Game Theory and Voting

7 October 2008

Read more Game Theory (new article every Tuesday)

Voting is a prized civic duty. But it is also a high stakes competition with clear winners and losers. In this light, voting can be viewed as a contest of strategy. If you want to make your vote count, it is useful to learn the rules of the game.

History suggests that some votes don’t “count.” In at least five U.S. presidential elections, the most popular candidate ended up losing (more on this below in point 5). The results depended on a variety of factors, including strategic voting. The lesson? We need to be on guard. Under current rules, votes can be gamed.

How can we make elections fair? Eventually we might adopt a different voting system, one less susceptible to strategy. But until we get there, we can level the playing field by telling people about voting theory. Doing so would lesson the impact of gaming. We would return voting to its original purpose: a test of popular will.

In that spirit, I share some ideas from voting and game theory. There are too many to do full justice so I will focus on 5 important ones:

1. The pivotal vote: one reason the Vice Presidential candidate really matters

A pivotal (or decisive) vote is a tie-breaking vote. An example: if your friends are deadlocked on a vote of where to eat, and they ask you to make the call, then you hold the pivotal vote. Because the pivotal vote tips a decision, it holds much power.

There’s one voting tie deemed so important that the U.S. Constitution weighs in. The question is about what to do when the Senate is tied on a decision. The constitution grants the pivotal vote to the Vice President, which turns out to be a big power.

The first Vice President John Adams cast 29 tie-breaking votes, more than anyone since. His votes were pivotal in deciding the location of the nation’s capital and preventing war with Great Britain. More recently, Al Gore cast 4 tie-breaking votes and Dick Cheney 8. (Read a summary of the others).

**Data entries**
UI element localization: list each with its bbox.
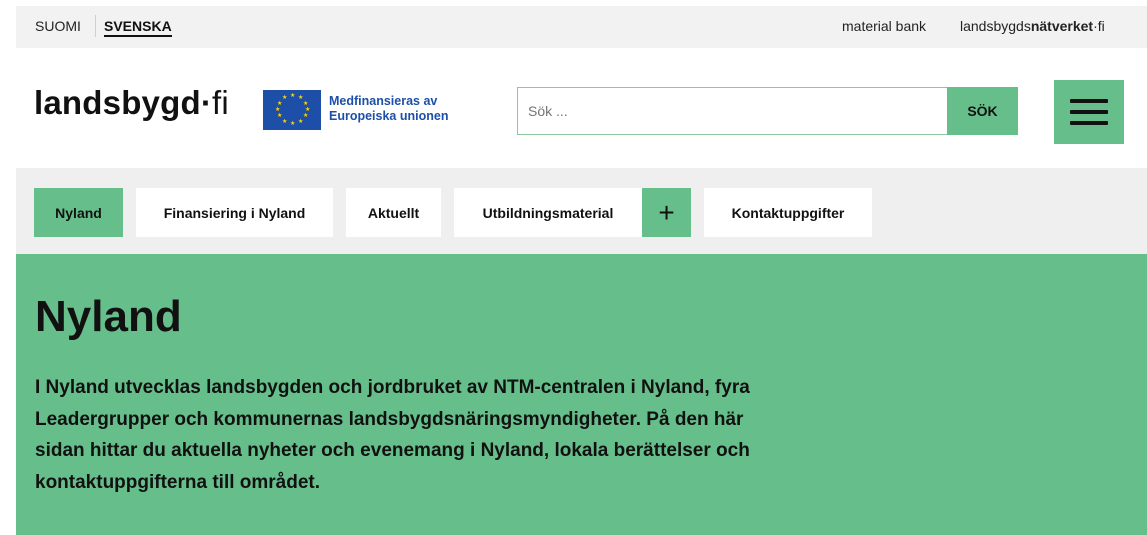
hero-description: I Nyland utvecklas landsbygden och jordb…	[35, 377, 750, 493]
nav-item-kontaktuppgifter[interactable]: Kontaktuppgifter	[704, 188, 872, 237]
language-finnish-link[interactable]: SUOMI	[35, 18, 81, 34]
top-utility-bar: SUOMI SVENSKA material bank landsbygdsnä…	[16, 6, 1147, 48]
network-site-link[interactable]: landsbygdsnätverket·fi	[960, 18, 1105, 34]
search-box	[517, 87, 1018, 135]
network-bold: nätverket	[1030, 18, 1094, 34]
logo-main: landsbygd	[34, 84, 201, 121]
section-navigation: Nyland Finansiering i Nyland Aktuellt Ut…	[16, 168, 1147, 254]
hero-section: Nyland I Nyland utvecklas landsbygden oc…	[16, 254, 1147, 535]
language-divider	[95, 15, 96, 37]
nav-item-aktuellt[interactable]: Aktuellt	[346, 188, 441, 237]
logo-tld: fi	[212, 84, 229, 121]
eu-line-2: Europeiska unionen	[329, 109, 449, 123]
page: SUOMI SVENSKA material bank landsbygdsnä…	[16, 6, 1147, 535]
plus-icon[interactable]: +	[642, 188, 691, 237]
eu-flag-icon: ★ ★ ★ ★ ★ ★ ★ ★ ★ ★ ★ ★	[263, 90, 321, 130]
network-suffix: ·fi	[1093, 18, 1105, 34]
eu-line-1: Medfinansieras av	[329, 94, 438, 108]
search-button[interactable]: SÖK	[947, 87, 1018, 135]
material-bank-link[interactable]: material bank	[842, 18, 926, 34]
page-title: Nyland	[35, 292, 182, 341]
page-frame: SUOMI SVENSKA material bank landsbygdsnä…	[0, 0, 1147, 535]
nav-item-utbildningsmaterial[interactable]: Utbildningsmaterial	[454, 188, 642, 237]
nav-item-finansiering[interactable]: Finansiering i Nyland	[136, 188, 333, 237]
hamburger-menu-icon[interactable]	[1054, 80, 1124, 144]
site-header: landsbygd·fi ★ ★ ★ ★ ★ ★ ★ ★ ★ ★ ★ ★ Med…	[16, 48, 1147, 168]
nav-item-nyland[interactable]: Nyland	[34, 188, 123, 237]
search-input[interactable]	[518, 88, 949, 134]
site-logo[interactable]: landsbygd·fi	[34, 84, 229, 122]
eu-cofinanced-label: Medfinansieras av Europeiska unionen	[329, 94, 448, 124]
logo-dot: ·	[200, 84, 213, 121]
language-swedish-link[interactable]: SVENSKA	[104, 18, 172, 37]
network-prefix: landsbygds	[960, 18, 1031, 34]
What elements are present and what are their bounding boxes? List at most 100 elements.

**What you should do**
Decide whether each statement below agrees with the game theory and voting article. Answer yes or no for each, and quote the words of the article that decide it.
(a) John Adams cast more tie-breaking votes than any later Vice President.
(b) The Constitution gives the tie-breaking vote in a deadlocked Senate to someone other than the Vice President.
(c) Dick Cheney cast more tie-breaking votes than Al Gore.

**Answer to the exercise**
(a) Yes: "The first Vice President John Adams cast 29 tie-breaking votes, more than anyone since."
(b) No: "The constitution grants the pivotal vote to the Vice President"
(c) Yes: "Al Gore cast 4 tie-breaking votes and Dick Cheney 8."